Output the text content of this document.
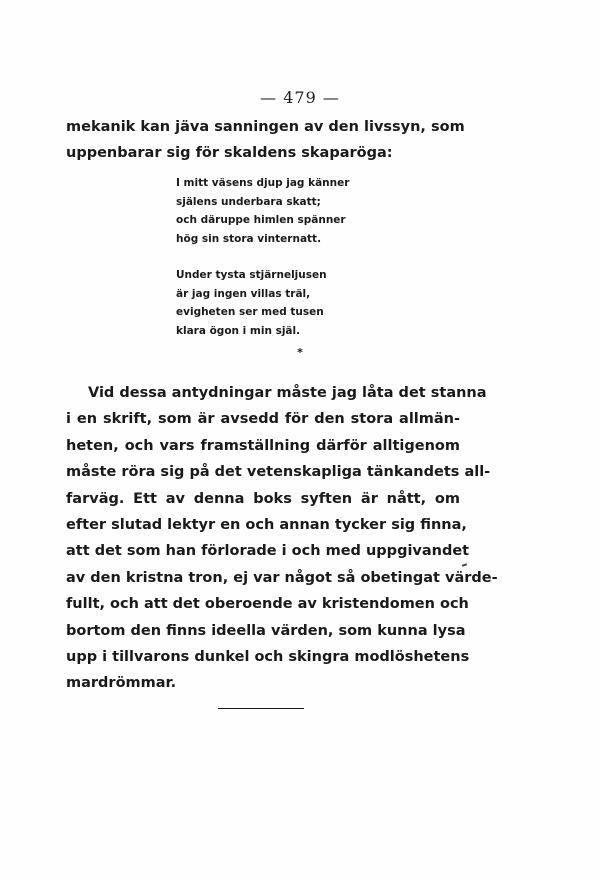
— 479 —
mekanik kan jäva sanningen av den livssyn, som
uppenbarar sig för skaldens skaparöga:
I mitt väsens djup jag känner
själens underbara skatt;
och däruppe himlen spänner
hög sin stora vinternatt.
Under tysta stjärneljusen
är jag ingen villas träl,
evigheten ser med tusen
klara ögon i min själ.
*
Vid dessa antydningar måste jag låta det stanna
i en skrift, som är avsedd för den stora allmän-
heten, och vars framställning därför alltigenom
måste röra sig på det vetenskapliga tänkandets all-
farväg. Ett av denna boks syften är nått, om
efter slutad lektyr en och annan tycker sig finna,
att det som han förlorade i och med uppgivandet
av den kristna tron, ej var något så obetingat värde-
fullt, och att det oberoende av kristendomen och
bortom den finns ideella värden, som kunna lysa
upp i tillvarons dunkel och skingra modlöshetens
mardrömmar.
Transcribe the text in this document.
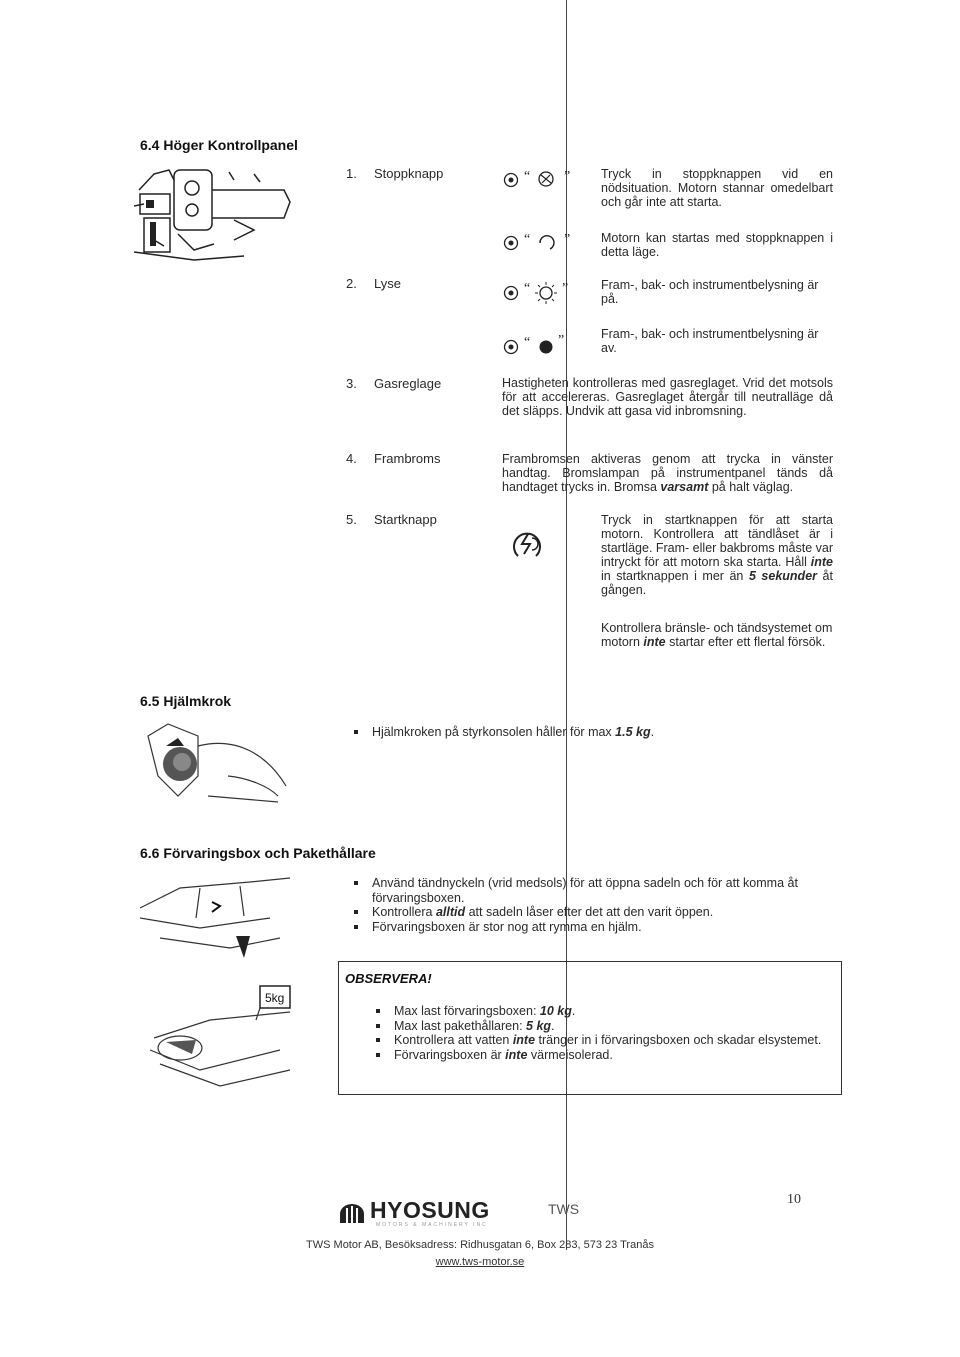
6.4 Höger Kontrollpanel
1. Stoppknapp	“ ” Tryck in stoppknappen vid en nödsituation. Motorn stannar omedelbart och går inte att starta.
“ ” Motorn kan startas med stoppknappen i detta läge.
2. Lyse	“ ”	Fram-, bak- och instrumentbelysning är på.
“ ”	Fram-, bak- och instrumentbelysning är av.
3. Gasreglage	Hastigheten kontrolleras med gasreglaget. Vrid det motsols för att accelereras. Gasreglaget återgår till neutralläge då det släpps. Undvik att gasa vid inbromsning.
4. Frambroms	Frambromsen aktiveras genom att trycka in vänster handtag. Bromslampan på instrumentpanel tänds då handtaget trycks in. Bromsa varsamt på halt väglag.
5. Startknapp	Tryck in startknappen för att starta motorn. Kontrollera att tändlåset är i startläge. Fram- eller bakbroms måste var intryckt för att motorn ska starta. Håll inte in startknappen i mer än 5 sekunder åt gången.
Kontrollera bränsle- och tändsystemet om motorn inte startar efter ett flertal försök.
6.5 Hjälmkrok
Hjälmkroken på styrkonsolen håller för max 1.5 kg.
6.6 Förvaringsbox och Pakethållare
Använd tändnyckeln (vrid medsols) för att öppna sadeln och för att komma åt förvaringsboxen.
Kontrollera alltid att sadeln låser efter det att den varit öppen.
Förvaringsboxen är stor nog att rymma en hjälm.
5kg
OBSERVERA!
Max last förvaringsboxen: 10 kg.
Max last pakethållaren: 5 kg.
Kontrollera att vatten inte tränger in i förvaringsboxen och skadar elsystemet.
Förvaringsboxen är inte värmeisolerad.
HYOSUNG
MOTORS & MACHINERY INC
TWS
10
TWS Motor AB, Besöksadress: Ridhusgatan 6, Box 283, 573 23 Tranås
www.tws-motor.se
____
● **Work item**: Write the lines above out again exactly, without any of their pictures.

● **Output for this task**:
Output the text content of this document.
— 479 —
mekanik kan jäva sanningen av den livssyn, som
uppenbarar sig för skaldens skaparöga:
I mitt väsens djup jag känner
själens underbara skatt;
och däruppe himlen spänner
hög sin stora vinternatt.
Under tysta stjärneljusen
är jag ingen villas träl,
evigheten ser med tusen
klara ögon i min själ.
*
Vid dessa antydningar måste jag låta det stanna
i en skrift, som är avsedd för den stora allmän-
heten, och vars framställning därför alltigenom
måste röra sig på det vetenskapliga tänkandets all-
farväg. Ett av denna boks syften är nått, om
efter slutad lektyr en och annan tycker sig finna,
att det som han förlorade i och med uppgivandet
av den kristna tron, ej var något så obetingat värde-
fullt, och att det oberoende av kristendomen och
bortom den finns ideella värden, som kunna lysa
upp i tillvarons dunkel och skingra modlöshetens
mardrömmar.
Transcribe the text in this document.
6.4 Höger Kontrollpanel
1. Stoppknapp	“ ” Tryck in stoppknappen vid en nödsituation. Motorn stannar omedelbart och går inte att starta.
“ ” Motorn kan startas med stoppknappen i detta läge.
2. Lyse	“ ”	Fram-, bak- och instrumentbelysning är på.
“ ”	Fram-, bak- och instrumentbelysning är av.
3. Gasreglage	Hastigheten kontrolleras med gasreglaget. Vrid det motsols för att accelereras. Gasreglaget återgår till neutralläge då det släpps. Undvik att gasa vid inbromsning.
4. Frambroms	Frambromsen aktiveras genom att trycka in vänster handtag. Bromslampan på instrumentpanel tänds då handtaget trycks in. Bromsa varsamt på halt väglag.
5. Startknapp	Tryck in startknappen för att starta motorn. Kontrollera att tändlåset är i startläge. Fram- eller bakbroms måste var intryckt för att motorn ska starta. Håll inte in startknappen i mer än 5 sekunder åt gången.
Kontrollera bränsle- och tändsystemet om motorn inte startar efter ett flertal försök.
6.5 Hjälmkrok
Hjälmkroken på styrkonsolen håller för max 1.5 kg.
6.6 Förvaringsbox och Pakethållare
Använd tändnyckeln (vrid medsols) för att öppna sadeln och för att komma åt förvaringsboxen.
Kontrollera alltid att sadeln låser efter det att den varit öppen.
Förvaringsboxen är stor nog att rymma en hjälm.
5kg
OBSERVERA!
Max last förvaringsboxen: 10 kg.
Max last pakethållaren: 5 kg.
Kontrollera att vatten inte tränger in i förvaringsboxen och skadar elsystemet.
Förvaringsboxen är inte värmeisolerad.
HYOSUNG
MOTORS & MACHINERY INC
TWS
10
TWS Motor AB, Besöksadress: Ridhusgatan 6, Box 283, 573 23 Tranås
www.tws-motor.se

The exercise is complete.